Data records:
----
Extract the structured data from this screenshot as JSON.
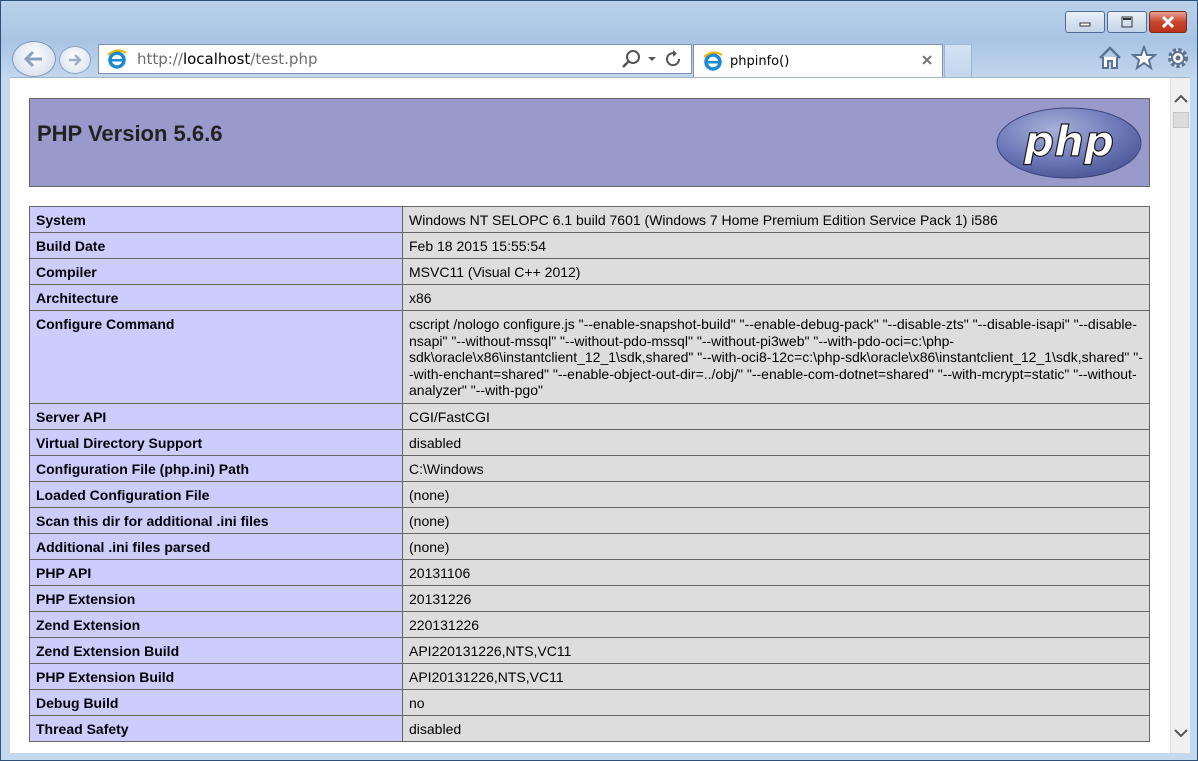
{
  "browser": {
    "address": {
      "prefix": "http://",
      "host": "localhost",
      "path": "/test.php"
    },
    "tab": {
      "title": "phpinfo()"
    },
    "colors": {
      "frame": "#a9c4e4",
      "close": "#c8442d"
    }
  },
  "page": {
    "title": "PHP Version 5.6.6",
    "logo_text": "php",
    "colors": {
      "header": "#9999cc",
      "key": "#ccccff",
      "value": "#dddddd"
    },
    "rows": [
      {
        "key": "System",
        "value": "Windows NT SELOPC 6.1 build 7601 (Windows 7 Home Premium Edition Service Pack 1) i586"
      },
      {
        "key": "Build Date",
        "value": "Feb 18 2015 15:55:54"
      },
      {
        "key": "Compiler",
        "value": "MSVC11 (Visual C++ 2012)"
      },
      {
        "key": "Architecture",
        "value": "x86"
      },
      {
        "key": "Configure Command",
        "value": "cscript /nologo configure.js \"--enable-snapshot-build\" \"--enable-debug-pack\" \"--disable-zts\" \"--disable-isapi\" \"--disable-nsapi\" \"--without-mssql\" \"--without-pdo-mssql\" \"--without-pi3web\" \"--with-pdo-oci=c:\\php-sdk\\oracle\\x86\\instantclient_12_1\\sdk,shared\" \"--with-oci8-12c=c:\\php-sdk\\oracle\\x86\\instantclient_12_1\\sdk,shared\" \"--with-enchant=shared\" \"--enable-object-out-dir=../obj/\" \"--enable-com-dotnet=shared\" \"--with-mcrypt=static\" \"--without-analyzer\" \"--with-pgo\""
      },
      {
        "key": "Server API",
        "value": "CGI/FastCGI"
      },
      {
        "key": "Virtual Directory Support",
        "value": "disabled"
      },
      {
        "key": "Configuration File (php.ini) Path",
        "value": "C:\\Windows"
      },
      {
        "key": "Loaded Configuration File",
        "value": "(none)"
      },
      {
        "key": "Scan this dir for additional .ini files",
        "value": "(none)"
      },
      {
        "key": "Additional .ini files parsed",
        "value": "(none)"
      },
      {
        "key": "PHP API",
        "value": "20131106"
      },
      {
        "key": "PHP Extension",
        "value": "20131226"
      },
      {
        "key": "Zend Extension",
        "value": "220131226"
      },
      {
        "key": "Zend Extension Build",
        "value": "API220131226,NTS,VC11"
      },
      {
        "key": "PHP Extension Build",
        "value": "API20131226,NTS,VC11"
      },
      {
        "key": "Debug Build",
        "value": "no"
      },
      {
        "key": "Thread Safety",
        "value": "disabled"
      }
    ]
  }
}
----
## THE PROBLEM
Copy out the records above in full, exactly as written, but not the pictures.

## THE OUTPUT
Extract the structured data from this screenshot as JSON.
{
  "browser": {
    "address": {
      "prefix": "http://",
      "host": "localhost",
      "path": "/test.php"
    },
    "tab": {
      "title": "phpinfo()"
    },
    "colors": {
      "frame": "#a9c4e4",
      "close": "#c8442d"
    }
  },
  "page": {
    "title": "PHP Version 5.6.6",
    "logo_text": "php",
    "colors": {
      "header": "#9999cc",
      "key": "#ccccff",
      "value": "#dddddd"
    },
    "rows": [
      {
        "key": "System",
        "value": "Windows NT SELOPC 6.1 build 7601 (Windows 7 Home Premium Edition Service Pack 1) i586"
      },
      {
        "key": "Build Date",
        "value": "Feb 18 2015 15:55:54"
      },
      {
        "key": "Compiler",
        "value": "MSVC11 (Visual C++ 2012)"
      },
      {
        "key": "Architecture",
        "value": "x86"
      },
      {
        "key": "Configure Command",
        "value": "cscript /nologo configure.js \"--enable-snapshot-build\" \"--enable-debug-pack\" \"--disable-zts\" \"--disable-isapi\" \"--disable-nsapi\" \"--without-mssql\" \"--without-pdo-mssql\" \"--without-pi3web\" \"--with-pdo-oci=c:\\php-sdk\\oracle\\x86\\instantclient_12_1\\sdk,shared\" \"--with-oci8-12c=c:\\php-sdk\\oracle\\x86\\instantclient_12_1\\sdk,shared\" \"--with-enchant=shared\" \"--enable-object-out-dir=../obj/\" \"--enable-com-dotnet=shared\" \"--with-mcrypt=static\" \"--without-analyzer\" \"--with-pgo\""
      },
      {
        "key": "Server API",
        "value": "CGI/FastCGI"
      },
      {
        "key": "Virtual Directory Support",
        "value": "disabled"
      },
      {
        "key": "Configuration File (php.ini) Path",
        "value": "C:\\Windows"
      },
      {
        "key": "Loaded Configuration File",
        "value": "(none)"
      },
      {
        "key": "Scan this dir for additional .ini files",
        "value": "(none)"
      },
      {
        "key": "Additional .ini files parsed",
        "value": "(none)"
      },
      {
        "key": "PHP API",
        "value": "20131106"
      },
      {
        "key": "PHP Extension",
        "value": "20131226"
      },
      {
        "key": "Zend Extension",
        "value": "220131226"
      },
      {
        "key": "Zend Extension Build",
        "value": "API220131226,NTS,VC11"
      },
      {
        "key": "PHP Extension Build",
        "value": "API20131226,NTS,VC11"
      },
      {
        "key": "Debug Build",
        "value": "no"
      },
      {
        "key": "Thread Safety",
        "value": "disabled"
      }
    ]
  }
}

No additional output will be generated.